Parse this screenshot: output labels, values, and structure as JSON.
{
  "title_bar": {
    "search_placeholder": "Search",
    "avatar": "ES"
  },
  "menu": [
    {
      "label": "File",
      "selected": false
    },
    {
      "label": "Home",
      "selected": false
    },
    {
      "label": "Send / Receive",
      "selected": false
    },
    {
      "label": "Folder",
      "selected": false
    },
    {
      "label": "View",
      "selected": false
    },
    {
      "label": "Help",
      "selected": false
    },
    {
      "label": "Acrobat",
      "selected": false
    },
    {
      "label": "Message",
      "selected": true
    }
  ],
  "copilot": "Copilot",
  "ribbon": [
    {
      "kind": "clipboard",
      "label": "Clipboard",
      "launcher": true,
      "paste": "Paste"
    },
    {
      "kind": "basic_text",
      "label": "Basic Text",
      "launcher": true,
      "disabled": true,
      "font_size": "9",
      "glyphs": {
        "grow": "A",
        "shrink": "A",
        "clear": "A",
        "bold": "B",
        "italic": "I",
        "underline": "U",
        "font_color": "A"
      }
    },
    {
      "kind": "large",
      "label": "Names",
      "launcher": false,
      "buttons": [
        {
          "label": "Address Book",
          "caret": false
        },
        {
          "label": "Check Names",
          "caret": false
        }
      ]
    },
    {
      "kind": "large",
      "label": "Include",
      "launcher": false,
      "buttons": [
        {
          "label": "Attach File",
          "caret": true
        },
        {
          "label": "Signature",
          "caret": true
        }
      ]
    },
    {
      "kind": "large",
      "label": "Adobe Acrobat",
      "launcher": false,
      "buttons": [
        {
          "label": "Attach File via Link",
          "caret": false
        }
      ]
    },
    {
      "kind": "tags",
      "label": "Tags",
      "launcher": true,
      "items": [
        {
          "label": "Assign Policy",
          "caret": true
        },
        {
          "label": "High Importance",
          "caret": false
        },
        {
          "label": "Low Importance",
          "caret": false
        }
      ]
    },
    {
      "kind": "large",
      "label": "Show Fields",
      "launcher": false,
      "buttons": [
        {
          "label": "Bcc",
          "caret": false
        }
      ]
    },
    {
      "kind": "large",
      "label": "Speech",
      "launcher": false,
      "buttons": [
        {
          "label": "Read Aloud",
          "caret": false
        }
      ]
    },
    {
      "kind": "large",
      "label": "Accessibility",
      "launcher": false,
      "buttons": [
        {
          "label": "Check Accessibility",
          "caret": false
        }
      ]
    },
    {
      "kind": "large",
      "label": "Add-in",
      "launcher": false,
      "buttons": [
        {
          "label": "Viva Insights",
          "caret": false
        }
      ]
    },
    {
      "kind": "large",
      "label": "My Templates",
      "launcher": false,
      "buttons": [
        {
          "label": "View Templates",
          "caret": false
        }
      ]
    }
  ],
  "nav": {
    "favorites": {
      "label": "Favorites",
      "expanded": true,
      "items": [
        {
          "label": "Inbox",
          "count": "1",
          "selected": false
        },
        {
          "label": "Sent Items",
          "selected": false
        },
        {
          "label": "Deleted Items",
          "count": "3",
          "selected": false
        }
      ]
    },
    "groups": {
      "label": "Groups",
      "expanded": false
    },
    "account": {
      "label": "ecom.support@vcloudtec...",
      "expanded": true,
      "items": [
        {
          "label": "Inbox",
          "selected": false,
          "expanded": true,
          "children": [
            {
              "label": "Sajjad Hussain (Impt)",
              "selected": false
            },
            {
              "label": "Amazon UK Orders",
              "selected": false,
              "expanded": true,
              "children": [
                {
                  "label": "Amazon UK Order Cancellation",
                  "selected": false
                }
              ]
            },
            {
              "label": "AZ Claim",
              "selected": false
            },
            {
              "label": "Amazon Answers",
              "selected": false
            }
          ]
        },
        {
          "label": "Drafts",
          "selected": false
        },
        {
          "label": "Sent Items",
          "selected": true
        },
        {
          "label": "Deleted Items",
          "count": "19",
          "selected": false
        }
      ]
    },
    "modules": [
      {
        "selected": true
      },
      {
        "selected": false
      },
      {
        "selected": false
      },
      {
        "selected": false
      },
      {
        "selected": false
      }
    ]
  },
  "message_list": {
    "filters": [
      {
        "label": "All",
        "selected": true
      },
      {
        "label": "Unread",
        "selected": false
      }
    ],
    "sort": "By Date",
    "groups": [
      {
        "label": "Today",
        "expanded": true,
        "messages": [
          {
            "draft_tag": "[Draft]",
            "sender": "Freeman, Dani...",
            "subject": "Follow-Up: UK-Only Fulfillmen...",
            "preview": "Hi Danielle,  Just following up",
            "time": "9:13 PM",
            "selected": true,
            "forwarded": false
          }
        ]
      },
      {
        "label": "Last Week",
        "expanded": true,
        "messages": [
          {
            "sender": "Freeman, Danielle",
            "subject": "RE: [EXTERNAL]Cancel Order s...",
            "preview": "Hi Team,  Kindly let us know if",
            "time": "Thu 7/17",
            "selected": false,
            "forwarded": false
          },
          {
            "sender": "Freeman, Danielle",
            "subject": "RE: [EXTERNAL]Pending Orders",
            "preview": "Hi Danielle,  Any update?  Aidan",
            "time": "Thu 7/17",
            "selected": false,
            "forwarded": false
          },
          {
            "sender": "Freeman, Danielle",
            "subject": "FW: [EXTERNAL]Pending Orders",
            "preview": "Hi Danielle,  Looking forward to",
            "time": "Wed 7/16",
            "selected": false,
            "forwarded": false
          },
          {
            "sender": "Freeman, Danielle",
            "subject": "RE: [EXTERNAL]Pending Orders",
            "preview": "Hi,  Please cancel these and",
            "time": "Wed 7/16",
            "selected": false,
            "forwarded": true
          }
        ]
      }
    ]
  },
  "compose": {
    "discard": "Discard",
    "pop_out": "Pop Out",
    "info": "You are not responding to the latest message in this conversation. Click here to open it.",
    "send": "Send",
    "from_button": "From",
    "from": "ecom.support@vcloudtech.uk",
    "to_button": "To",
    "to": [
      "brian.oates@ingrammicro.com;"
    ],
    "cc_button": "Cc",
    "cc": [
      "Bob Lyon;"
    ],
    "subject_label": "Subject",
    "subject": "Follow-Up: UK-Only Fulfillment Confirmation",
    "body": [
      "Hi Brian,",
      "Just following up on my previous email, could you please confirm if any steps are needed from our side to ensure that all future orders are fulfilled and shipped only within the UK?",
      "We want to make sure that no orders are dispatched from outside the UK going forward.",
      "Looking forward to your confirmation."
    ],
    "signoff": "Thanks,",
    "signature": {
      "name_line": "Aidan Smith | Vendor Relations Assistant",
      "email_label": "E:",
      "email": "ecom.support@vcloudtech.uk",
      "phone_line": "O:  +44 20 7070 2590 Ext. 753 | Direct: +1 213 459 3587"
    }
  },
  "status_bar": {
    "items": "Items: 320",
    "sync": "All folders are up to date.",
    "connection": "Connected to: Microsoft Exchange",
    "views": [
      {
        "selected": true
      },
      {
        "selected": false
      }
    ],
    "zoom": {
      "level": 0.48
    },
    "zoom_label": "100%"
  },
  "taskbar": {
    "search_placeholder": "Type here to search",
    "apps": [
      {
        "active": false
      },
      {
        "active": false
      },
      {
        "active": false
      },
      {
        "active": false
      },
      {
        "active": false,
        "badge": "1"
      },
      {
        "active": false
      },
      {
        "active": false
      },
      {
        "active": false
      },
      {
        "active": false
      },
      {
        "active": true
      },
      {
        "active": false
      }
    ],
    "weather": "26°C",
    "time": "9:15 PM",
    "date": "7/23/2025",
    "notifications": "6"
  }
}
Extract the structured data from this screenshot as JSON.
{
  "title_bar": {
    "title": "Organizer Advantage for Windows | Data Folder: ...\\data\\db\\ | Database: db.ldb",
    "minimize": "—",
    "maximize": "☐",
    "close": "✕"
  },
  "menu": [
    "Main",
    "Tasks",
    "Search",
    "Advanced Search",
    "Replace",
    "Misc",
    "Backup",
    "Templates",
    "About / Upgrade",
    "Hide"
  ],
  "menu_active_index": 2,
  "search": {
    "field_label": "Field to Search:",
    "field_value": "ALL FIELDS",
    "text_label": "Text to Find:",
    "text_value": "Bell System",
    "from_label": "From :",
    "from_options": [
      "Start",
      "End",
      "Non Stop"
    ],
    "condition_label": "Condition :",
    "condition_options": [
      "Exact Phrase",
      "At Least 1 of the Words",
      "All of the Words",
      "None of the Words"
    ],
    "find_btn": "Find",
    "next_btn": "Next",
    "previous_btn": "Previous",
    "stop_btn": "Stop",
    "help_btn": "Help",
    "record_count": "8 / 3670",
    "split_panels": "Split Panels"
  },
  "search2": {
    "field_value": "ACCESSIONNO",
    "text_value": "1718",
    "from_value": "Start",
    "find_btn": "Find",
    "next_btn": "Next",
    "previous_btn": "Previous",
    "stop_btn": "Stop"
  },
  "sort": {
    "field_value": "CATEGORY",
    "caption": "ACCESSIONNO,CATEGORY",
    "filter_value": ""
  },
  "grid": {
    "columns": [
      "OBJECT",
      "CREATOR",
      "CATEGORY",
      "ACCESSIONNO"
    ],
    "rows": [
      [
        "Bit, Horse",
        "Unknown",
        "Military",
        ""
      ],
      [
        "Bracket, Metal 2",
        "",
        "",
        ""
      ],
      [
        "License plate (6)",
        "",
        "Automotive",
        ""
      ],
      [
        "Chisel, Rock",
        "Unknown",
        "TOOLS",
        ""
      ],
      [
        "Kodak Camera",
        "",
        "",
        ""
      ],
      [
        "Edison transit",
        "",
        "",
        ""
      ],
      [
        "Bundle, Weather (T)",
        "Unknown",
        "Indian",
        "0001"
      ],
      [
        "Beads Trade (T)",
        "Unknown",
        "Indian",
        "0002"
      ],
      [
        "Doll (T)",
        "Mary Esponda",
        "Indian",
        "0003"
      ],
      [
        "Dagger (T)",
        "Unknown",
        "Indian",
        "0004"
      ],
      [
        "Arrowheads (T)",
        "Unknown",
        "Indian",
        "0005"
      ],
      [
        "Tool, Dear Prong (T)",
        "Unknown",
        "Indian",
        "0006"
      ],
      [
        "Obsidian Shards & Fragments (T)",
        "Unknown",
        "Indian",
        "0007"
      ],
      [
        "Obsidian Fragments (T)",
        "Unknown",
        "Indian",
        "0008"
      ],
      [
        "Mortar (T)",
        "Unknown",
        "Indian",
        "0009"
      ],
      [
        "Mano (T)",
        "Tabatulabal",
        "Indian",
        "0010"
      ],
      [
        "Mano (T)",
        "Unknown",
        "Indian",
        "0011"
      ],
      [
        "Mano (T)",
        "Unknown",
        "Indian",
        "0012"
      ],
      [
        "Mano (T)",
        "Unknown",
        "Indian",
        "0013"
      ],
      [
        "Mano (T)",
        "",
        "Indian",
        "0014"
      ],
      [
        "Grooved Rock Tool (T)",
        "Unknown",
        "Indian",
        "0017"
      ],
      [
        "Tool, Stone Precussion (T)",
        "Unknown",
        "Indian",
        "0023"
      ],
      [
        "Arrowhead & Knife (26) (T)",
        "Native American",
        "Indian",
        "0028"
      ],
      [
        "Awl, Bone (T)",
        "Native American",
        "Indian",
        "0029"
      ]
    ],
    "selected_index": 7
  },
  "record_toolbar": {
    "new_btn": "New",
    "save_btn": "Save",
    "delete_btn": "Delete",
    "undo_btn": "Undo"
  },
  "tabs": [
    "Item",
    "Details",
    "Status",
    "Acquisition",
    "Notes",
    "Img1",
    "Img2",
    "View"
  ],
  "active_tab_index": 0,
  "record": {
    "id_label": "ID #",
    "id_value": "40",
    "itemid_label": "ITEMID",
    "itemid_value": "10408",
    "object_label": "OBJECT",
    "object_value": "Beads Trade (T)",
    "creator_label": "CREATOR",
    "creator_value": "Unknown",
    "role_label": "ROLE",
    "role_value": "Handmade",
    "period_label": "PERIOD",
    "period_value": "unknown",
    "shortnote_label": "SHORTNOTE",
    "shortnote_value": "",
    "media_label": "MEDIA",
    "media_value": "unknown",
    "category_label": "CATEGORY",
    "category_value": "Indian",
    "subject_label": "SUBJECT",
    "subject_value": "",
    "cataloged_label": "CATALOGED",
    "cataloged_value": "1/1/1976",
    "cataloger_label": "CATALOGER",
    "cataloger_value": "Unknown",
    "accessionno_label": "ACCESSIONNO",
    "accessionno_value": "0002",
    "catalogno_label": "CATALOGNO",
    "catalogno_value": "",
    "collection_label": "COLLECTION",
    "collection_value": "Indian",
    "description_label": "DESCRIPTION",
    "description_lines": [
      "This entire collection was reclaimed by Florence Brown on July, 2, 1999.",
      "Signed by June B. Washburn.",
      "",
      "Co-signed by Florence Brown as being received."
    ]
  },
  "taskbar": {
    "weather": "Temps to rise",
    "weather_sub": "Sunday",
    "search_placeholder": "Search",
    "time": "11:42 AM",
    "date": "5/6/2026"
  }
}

____

PROMPT >>
State the number of lines in the data that include the string "Attach", and add nothing else.

RESPONSE TO THIS TASK >>
2